*Listed records*
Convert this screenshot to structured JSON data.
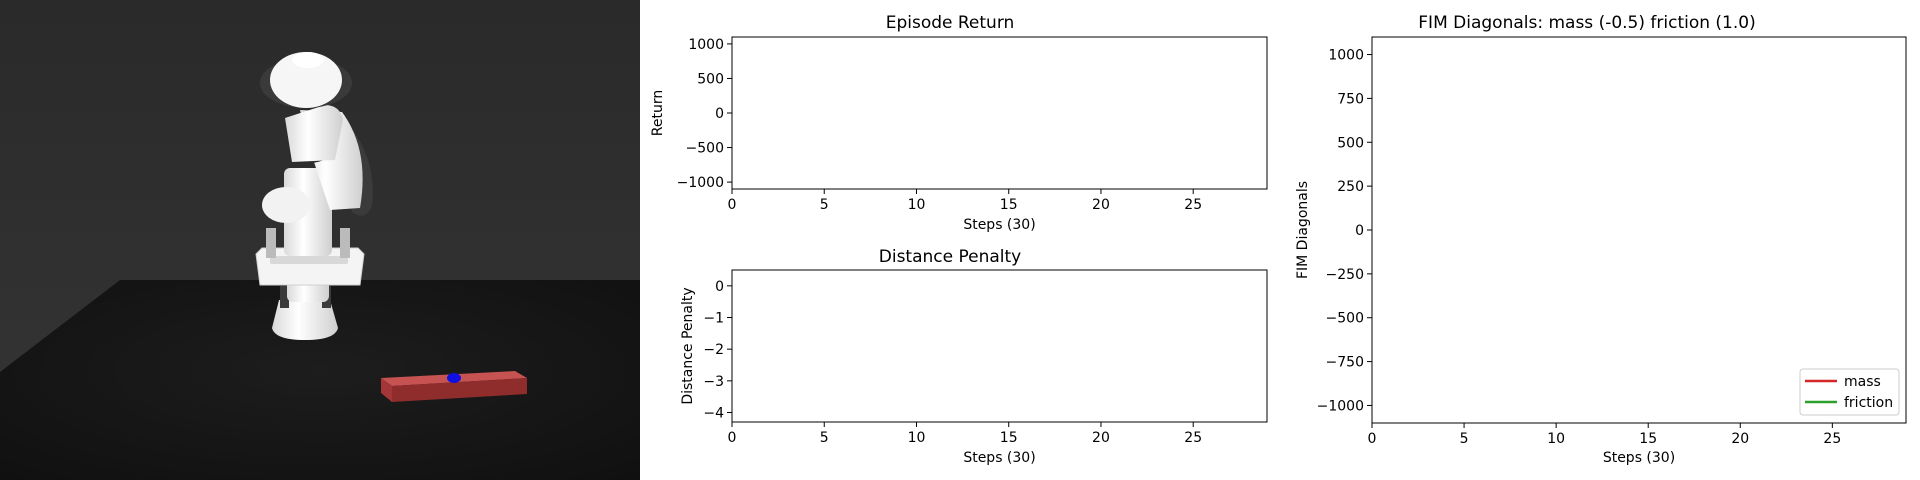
{
  "scene": {
    "colors": {
      "wall": "#2e2e2e",
      "floor": "#161616",
      "robot_body": "#f1f1f1",
      "robot_joint_dark": "#3a3a3a",
      "object": "#b33a3a",
      "target": "#1010e0"
    }
  },
  "chart_data": [
    {
      "id": "episode-return",
      "type": "line",
      "title": "Episode Return",
      "xlabel": "Steps (30)",
      "ylabel": "Return",
      "xlim": [
        0,
        29
      ],
      "ylim": [
        -1100,
        1100
      ],
      "xticks": [
        0,
        5,
        10,
        15,
        20,
        25
      ],
      "yticks": [
        -1000,
        -500,
        0,
        500,
        1000
      ],
      "ytick_labels": [
        "−1000",
        "−500",
        "0",
        "500",
        "1000"
      ],
      "grid": false,
      "series": []
    },
    {
      "id": "distance-penalty",
      "type": "line",
      "title": "Distance Penalty",
      "xlabel": "Steps (30)",
      "ylabel": "Distance Penalty",
      "xlim": [
        0,
        29
      ],
      "ylim": [
        -4.3,
        0.5
      ],
      "xticks": [
        0,
        5,
        10,
        15,
        20,
        25
      ],
      "yticks": [
        -4,
        -3,
        -2,
        -1,
        0
      ],
      "ytick_labels": [
        "−4",
        "−3",
        "−2",
        "−1",
        "0"
      ],
      "grid": false,
      "series": []
    },
    {
      "id": "fim-diagonals",
      "type": "line",
      "title": "FIM Diagonals: mass (-0.5) friction (1.0)",
      "xlabel": "Steps (30)",
      "ylabel": "FIM Diagonals",
      "xlim": [
        0,
        29
      ],
      "ylim": [
        -1100,
        1100
      ],
      "xticks": [
        0,
        5,
        10,
        15,
        20,
        25
      ],
      "yticks": [
        -1000,
        -750,
        -500,
        -250,
        0,
        250,
        500,
        750,
        1000
      ],
      "ytick_labels": [
        "−1000",
        "−750",
        "−500",
        "−250",
        "0",
        "250",
        "500",
        "750",
        "1000"
      ],
      "grid": false,
      "legend_position": "lower-right",
      "series": [
        {
          "name": "mass",
          "color": "#d62728",
          "x": [],
          "y": []
        },
        {
          "name": "friction",
          "color": "#2ca02c",
          "x": [],
          "y": []
        }
      ]
    }
  ]
}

*Task statement*
Find each line holding "friction". Copy it out.

*Response*
      "title": "FIM Diagonals: mass (-0.5) friction (1.0)",
          "name": "friction",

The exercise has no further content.